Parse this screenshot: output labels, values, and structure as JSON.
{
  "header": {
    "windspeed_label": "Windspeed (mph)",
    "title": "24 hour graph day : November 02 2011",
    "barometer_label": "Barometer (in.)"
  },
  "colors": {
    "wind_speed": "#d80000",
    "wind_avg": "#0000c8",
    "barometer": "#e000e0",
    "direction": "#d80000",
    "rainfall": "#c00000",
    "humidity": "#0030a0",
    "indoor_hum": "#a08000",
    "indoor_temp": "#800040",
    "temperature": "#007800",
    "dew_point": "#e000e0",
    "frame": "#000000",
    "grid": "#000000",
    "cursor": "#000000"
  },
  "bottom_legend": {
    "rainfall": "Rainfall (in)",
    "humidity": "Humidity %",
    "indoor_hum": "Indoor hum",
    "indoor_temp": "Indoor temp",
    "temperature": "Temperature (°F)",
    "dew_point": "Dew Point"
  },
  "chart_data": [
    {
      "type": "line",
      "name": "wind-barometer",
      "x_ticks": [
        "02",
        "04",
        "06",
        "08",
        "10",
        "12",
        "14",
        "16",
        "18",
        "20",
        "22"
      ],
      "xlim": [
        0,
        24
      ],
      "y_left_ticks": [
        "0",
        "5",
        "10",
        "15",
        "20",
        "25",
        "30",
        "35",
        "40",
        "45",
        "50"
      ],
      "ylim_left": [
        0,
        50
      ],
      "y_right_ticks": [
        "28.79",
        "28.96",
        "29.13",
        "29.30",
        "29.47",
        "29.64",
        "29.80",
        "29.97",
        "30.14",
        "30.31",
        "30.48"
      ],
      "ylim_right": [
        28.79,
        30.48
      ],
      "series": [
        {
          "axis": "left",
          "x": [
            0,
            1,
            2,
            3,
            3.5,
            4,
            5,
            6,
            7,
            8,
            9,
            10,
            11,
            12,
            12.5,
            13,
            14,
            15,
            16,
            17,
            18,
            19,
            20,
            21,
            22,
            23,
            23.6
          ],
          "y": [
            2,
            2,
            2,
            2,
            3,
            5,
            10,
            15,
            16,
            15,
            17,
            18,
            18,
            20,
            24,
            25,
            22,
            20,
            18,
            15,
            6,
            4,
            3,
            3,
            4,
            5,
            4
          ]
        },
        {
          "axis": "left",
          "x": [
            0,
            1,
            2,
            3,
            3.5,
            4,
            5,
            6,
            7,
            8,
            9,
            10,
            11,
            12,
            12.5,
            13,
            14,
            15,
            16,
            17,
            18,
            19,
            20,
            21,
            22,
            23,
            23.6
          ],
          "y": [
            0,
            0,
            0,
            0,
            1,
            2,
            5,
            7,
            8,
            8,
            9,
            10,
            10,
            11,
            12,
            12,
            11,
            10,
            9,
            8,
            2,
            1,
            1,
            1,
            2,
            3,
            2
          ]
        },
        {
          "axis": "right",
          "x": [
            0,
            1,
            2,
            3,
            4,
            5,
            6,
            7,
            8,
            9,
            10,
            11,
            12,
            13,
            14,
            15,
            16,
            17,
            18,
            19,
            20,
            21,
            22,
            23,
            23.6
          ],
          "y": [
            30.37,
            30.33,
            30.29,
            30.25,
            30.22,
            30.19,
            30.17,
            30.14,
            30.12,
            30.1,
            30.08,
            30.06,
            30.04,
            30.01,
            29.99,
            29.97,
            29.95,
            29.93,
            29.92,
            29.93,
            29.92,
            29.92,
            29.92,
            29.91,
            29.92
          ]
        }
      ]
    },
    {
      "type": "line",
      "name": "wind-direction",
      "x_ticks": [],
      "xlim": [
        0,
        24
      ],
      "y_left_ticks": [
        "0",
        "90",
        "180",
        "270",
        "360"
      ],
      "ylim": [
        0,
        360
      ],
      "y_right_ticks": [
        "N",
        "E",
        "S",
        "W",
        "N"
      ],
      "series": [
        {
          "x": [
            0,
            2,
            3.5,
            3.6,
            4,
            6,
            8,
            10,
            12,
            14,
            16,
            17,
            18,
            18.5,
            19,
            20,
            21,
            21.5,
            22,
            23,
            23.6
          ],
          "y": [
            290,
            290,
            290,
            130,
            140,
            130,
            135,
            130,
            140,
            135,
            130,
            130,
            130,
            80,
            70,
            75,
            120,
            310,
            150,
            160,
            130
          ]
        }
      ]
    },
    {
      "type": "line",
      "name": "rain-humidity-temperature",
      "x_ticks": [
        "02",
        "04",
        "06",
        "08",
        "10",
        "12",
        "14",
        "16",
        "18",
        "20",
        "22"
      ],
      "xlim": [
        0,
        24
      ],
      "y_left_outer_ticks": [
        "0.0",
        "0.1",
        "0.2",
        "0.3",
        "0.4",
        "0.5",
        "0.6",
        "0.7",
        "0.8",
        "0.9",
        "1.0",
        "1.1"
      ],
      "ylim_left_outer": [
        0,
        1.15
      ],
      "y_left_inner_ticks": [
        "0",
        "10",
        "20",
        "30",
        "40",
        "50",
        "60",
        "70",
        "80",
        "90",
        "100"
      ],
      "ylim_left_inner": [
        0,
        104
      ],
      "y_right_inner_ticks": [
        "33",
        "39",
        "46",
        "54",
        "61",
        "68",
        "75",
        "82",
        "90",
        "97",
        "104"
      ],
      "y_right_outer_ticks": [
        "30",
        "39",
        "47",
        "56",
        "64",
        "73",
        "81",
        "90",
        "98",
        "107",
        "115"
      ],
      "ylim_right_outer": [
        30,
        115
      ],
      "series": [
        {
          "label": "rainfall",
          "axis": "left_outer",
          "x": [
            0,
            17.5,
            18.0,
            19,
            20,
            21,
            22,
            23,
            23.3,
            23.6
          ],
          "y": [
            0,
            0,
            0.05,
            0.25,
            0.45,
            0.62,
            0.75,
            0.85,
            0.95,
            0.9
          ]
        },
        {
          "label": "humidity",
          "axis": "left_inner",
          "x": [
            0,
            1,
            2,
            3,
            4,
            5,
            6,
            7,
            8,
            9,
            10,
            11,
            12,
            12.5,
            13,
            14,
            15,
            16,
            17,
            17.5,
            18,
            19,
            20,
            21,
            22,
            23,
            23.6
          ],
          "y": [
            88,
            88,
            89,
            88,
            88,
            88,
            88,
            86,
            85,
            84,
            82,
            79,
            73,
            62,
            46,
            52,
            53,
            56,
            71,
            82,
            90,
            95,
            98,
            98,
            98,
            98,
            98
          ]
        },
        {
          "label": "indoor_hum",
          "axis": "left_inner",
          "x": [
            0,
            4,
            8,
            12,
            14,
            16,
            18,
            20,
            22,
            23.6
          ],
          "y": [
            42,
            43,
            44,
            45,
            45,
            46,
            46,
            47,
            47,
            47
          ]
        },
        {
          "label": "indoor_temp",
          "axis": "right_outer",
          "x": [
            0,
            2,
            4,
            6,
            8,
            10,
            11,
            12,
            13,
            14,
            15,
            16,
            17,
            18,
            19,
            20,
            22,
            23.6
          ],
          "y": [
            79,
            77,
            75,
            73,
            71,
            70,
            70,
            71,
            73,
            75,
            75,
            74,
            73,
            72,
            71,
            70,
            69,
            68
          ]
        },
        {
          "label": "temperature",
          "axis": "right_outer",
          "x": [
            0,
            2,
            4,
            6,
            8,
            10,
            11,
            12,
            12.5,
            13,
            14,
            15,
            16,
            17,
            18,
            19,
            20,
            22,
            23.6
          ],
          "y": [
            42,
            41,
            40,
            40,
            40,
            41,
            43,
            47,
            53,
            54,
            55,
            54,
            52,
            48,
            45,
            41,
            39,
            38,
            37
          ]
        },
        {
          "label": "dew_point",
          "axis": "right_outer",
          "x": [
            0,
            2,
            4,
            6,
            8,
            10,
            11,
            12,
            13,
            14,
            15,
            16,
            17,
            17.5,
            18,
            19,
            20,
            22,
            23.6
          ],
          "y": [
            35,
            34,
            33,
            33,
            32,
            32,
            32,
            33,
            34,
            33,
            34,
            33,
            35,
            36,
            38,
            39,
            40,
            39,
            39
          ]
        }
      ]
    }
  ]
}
————
Extract all lines containing the word "humidity".

    "humidity": "#0030a0",
    "humidity": "Humidity %",
      "name": "rain-humidity-temperature",
          "label": "humidity",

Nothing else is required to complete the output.